Problem to solve> Repeat each record exactly. Any picture gets left out.

Supplied information>

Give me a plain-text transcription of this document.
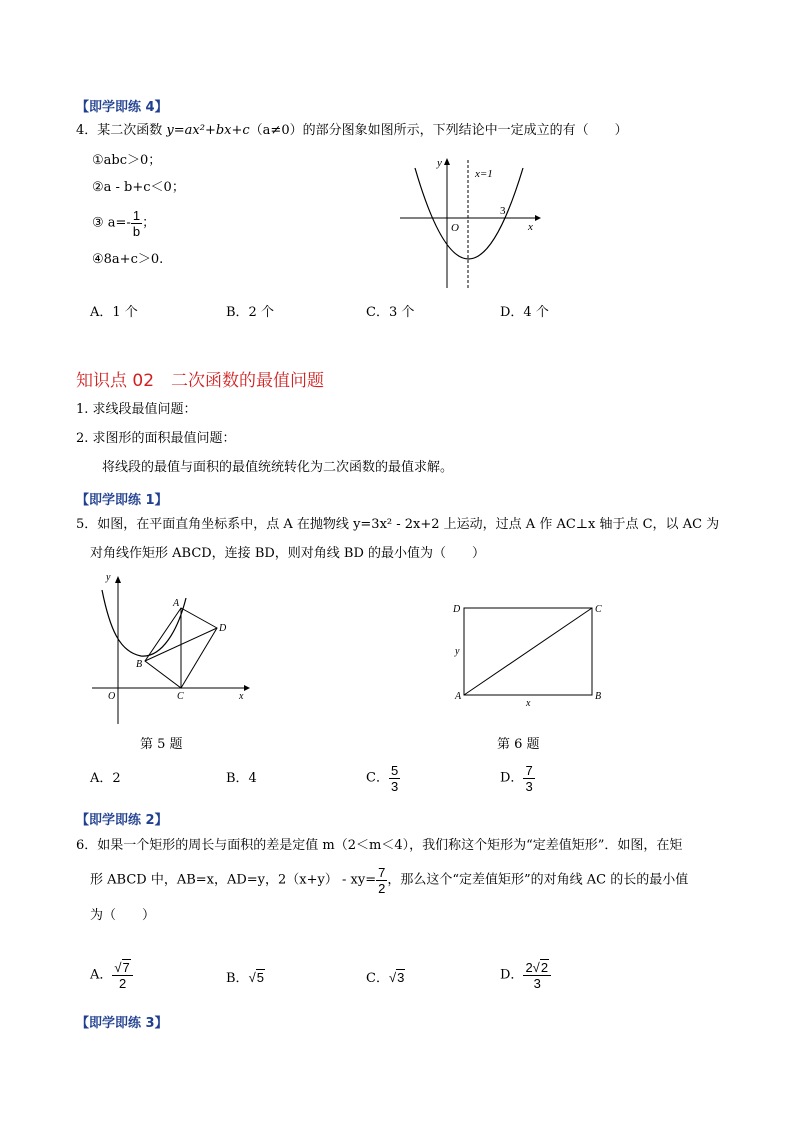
【即学即练 4】
4．某二次函数 y=ax²+bx+c（a≠0）的部分图象如图所示，下列结论中一定成立的有（　　）
①abc＞0；
②a - b+c＜0；
③ $a=- \frac{1}{b}$ ；
④8a+c＞0.
y
x=1
3
x
O
A．1 个	B．2 个	C．3 个	D．4 个
知识点 02　二次函数的最值问题
1. 求线段最值问题：
2. 求图形的面积最值问题：
将线段的最值与面积的最值统统转化为二次函数的最值求解。
【即学即练 1】
5．如图，在平面直角坐标系中，点 A 在抛物线 y=3x² - 2x+2 上运动，过点 A 作 AC⊥x 轴于点 C，以 AC 为
对角线作矩形 ABCD，连接 BD，则对角线 BD 的最小值为（　　）
y
x
O
A
B
C
D
D	C
A	B
x
y
第 5 题	第 6 题
A．2	B．4	C． $\frac{5}{3}$	D． $\frac{7}{3}$
【即学即练 2】
6．如果一个矩形的周长与面积的差是定值 m（2＜m＜4），我们称这个矩形为“定差值矩形”．如图，在矩
形 ABCD 中，AB=x，AD=y，$2(x+y) - xy= \frac{7}{2}$ ，那么这个“定差值矩形”的对角线 AC 的长的最小值
为（　　）
A． $\frac{√7}{2}$	B．√5	C．√3	D． $\frac{2√2}{3}$
【即学即练 3】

Complete response>
Give me a plain-text transcription of this document.
【即学即练 4】
4．某二次函数 y=ax²+bx+c（a≠0）的部分图象如图所示，下列结论中一定成立的有（　　）
①abc＞0；
②a - b+c＜0；
③ $a=- \frac{1}{b}$ ；
④8a+c＞0.
y
x=1
3
x
O
A．1 个	B．2 个	C．3 个	D．4 个
知识点 02　二次函数的最值问题
1. 求线段最值问题：
2. 求图形的面积最值问题：
将线段的最值与面积的最值统统转化为二次函数的最值求解。
【即学即练 1】
5．如图，在平面直角坐标系中，点 A 在抛物线 y=3x² - 2x+2 上运动，过点 A 作 AC⊥x 轴于点 C，以 AC 为
对角线作矩形 ABCD，连接 BD，则对角线 BD 的最小值为（　　）
y
x
O
A
B
C
D
D	C
A	B
x
y
第 5 题	第 6 题
A．2	B．4	C． $\frac{5}{3}$	D． $\frac{7}{3}$
【即学即练 2】
6．如果一个矩形的周长与面积的差是定值 m（2＜m＜4），我们称这个矩形为“定差值矩形”．如图，在矩
形 ABCD 中，AB=x，AD=y，$2(x+y) - xy= \frac{7}{2}$ ，那么这个“定差值矩形”的对角线 AC 的长的最小值
为（　　）
A． $\frac{√7}{2}$	B．√5	C．√3	D． $\frac{2√2}{3}$
【即学即练 3】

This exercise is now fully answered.